• To do:
Find each line with "apógrafo" and copy it.

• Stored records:
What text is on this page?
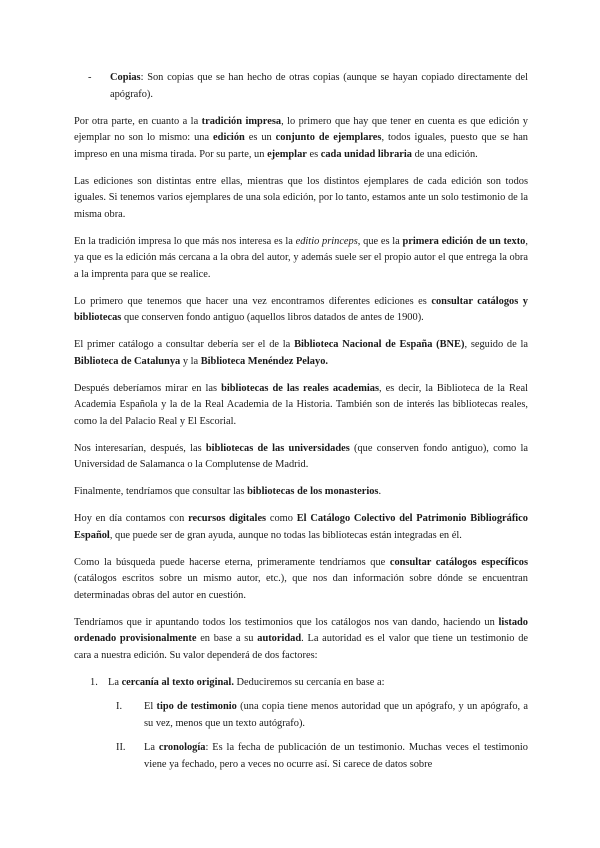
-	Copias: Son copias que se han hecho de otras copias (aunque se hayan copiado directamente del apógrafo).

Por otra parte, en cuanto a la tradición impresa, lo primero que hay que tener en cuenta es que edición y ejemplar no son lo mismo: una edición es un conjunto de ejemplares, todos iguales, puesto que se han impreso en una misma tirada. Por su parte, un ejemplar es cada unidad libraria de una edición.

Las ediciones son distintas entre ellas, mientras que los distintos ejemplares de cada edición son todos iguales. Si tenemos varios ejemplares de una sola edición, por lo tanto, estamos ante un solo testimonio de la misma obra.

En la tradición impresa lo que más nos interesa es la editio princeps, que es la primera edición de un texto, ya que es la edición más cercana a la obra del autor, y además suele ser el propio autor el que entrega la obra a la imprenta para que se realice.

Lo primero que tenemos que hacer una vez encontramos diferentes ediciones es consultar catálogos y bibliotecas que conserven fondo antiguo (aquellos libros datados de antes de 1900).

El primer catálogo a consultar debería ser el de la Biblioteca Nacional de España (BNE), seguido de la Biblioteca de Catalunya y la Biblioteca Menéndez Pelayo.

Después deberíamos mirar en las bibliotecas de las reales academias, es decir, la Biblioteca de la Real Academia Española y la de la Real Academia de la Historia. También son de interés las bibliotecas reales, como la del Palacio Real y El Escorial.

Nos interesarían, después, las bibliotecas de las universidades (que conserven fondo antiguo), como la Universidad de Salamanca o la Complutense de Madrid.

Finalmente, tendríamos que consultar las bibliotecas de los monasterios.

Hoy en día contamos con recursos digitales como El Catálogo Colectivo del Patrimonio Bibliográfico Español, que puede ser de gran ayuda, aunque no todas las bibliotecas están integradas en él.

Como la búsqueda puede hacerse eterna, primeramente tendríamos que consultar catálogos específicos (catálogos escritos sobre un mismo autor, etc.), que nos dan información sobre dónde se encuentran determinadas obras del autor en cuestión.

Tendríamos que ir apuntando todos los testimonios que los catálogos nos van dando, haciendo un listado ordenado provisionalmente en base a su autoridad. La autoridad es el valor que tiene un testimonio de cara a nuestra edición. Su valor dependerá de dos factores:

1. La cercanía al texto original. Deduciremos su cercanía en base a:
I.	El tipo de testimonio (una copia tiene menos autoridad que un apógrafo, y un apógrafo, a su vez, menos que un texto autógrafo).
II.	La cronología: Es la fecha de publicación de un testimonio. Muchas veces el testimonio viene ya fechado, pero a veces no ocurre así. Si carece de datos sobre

• Written reply:
-	Copias: Son copias que se han hecho de otras copias (aunque se hayan copiado directamente del apógrafo).
I.	El tipo de testimonio (una copia tiene menos autoridad que un apógrafo, y un apógrafo, a su vez, menos que un texto autógrafo).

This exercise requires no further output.